Records for processing Block Start
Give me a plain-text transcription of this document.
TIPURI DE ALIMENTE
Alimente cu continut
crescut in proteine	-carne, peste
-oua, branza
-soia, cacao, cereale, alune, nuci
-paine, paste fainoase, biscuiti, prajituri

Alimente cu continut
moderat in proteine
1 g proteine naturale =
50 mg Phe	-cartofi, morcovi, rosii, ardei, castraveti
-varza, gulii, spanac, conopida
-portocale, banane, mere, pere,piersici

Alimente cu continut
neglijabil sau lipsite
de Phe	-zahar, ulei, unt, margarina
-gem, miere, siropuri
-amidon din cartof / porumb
Records for processing Block End
Every entry is to be returned exactly, with nothing dropped.

Give me a plain-text transcription of this document.
TIPURI DE ALIMENTE
Alimente cu continut
crescut in proteine	-carne, peste
-oua, branza
-soia, cacao, cereale, alune, nuci
-paine, paste fainoase, biscuiti, prajituri

Alimente cu continut
moderat in proteine
1 g proteine naturale =
50 mg Phe	-cartofi, morcovi, rosii, ardei, castraveti
-varza, gulii, spanac, conopida
-portocale, banane, mere, pere,piersici

Alimente cu continut
neglijabil sau lipsite
de Phe	-zahar, ulei, unt, margarina
-gem, miere, siropuri
-amidon din cartof / porumb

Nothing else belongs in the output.